#### Records:
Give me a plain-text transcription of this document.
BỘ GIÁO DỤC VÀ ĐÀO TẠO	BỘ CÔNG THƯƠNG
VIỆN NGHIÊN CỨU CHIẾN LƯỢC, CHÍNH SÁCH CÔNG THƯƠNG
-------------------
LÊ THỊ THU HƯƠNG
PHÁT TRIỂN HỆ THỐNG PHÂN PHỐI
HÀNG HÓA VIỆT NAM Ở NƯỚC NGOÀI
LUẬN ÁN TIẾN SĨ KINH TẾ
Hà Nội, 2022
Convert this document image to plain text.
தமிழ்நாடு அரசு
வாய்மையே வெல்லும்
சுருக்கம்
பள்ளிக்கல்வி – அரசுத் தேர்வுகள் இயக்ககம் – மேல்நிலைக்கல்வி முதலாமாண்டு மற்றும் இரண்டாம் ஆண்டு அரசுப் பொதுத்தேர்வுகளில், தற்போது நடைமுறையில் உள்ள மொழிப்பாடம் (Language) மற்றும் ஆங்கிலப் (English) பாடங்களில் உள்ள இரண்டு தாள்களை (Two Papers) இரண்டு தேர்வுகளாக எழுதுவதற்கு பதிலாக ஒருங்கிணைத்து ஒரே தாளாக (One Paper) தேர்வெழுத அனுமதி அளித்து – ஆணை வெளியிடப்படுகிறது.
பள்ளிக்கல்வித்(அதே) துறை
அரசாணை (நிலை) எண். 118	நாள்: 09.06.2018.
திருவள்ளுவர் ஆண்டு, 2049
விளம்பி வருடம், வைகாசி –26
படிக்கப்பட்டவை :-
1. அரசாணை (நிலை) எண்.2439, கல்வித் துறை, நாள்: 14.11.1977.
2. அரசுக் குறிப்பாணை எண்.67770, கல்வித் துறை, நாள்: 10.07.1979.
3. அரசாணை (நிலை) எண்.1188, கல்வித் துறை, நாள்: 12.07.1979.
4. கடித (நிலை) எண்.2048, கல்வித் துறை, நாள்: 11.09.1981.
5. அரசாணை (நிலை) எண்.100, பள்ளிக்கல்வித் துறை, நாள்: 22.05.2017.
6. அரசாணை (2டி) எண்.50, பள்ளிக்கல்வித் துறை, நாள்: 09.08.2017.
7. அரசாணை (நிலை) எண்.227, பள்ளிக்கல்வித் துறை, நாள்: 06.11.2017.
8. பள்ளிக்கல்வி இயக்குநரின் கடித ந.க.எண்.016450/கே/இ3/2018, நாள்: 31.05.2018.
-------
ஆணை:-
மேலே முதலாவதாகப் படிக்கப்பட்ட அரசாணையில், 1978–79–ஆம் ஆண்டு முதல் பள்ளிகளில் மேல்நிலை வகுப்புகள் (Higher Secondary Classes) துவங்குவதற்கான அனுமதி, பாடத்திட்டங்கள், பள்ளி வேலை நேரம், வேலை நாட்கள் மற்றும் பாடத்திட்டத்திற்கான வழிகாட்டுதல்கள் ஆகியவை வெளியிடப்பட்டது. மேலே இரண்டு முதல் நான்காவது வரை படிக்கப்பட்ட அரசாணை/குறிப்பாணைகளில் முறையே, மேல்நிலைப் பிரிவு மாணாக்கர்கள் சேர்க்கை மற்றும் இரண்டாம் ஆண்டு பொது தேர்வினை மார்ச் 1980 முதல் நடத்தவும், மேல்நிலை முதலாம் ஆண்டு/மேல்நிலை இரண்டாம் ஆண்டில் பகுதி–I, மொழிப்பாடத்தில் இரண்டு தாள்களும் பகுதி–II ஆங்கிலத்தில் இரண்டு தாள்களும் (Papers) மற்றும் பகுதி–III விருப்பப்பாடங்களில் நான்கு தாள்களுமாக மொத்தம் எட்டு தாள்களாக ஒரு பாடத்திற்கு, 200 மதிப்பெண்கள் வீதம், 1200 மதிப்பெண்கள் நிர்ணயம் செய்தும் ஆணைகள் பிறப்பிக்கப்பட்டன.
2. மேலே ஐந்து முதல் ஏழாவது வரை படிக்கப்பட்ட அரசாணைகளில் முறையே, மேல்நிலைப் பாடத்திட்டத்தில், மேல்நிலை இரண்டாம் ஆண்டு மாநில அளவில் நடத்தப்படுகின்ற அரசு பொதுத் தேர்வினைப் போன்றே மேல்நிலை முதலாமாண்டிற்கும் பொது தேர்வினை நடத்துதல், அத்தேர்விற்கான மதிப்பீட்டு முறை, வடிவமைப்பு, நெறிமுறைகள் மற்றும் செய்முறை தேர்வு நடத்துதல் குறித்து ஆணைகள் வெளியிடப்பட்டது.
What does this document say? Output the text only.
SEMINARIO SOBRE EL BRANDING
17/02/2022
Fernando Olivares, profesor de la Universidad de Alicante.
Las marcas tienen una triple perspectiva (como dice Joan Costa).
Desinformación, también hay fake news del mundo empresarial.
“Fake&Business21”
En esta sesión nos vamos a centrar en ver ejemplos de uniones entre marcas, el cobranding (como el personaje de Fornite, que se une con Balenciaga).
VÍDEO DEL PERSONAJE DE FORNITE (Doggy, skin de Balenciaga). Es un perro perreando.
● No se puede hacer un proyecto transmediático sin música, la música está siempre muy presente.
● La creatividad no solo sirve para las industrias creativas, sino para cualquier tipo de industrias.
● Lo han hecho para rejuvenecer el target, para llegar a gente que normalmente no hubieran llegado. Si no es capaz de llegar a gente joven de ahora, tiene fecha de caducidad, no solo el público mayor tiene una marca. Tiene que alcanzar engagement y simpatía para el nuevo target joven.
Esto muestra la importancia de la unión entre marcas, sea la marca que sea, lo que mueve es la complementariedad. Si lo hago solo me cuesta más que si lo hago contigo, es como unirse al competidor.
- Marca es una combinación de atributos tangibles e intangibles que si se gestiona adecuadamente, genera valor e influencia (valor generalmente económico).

#### Exercise details:
Everything from the line containing "What does this" to the end of the records must be written out exactly; include both of those lines and no others.

#### Output:
What does this document say? Output the text only.
SEMINARIO SOBRE EL BRANDING
17/02/2022
Fernando Olivares, profesor de la Universidad de Alicante.
Las marcas tienen una triple perspectiva (como dice Joan Costa).
Desinformación, también hay fake news del mundo empresarial.
“Fake&Business21”
En esta sesión nos vamos a centrar en ver ejemplos de uniones entre marcas, el cobranding (como el personaje de Fornite, que se une con Balenciaga).
VÍDEO DEL PERSONAJE DE FORNITE (Doggy, skin de Balenciaga). Es un perro perreando.
● No se puede hacer un proyecto transmediático sin música, la música está siempre muy presente.
● La creatividad no solo sirve para las industrias creativas, sino para cualquier tipo de industrias.
● Lo han hecho para rejuvenecer el target, para llegar a gente que normalmente no hubieran llegado. Si no es capaz de llegar a gente joven de ahora, tiene fecha de caducidad, no solo el público mayor tiene una marca. Tiene que alcanzar engagement y simpatía para el nuevo target joven.
Esto muestra la importancia de la unión entre marcas, sea la marca que sea, lo que mueve es la complementariedad. Si lo hago solo me cuesta más que si lo hago contigo, es como unirse al competidor.
- Marca es una combinación de atributos tangibles e intangibles que si se gestiona adecuadamente, genera valor e influencia (valor generalmente económico).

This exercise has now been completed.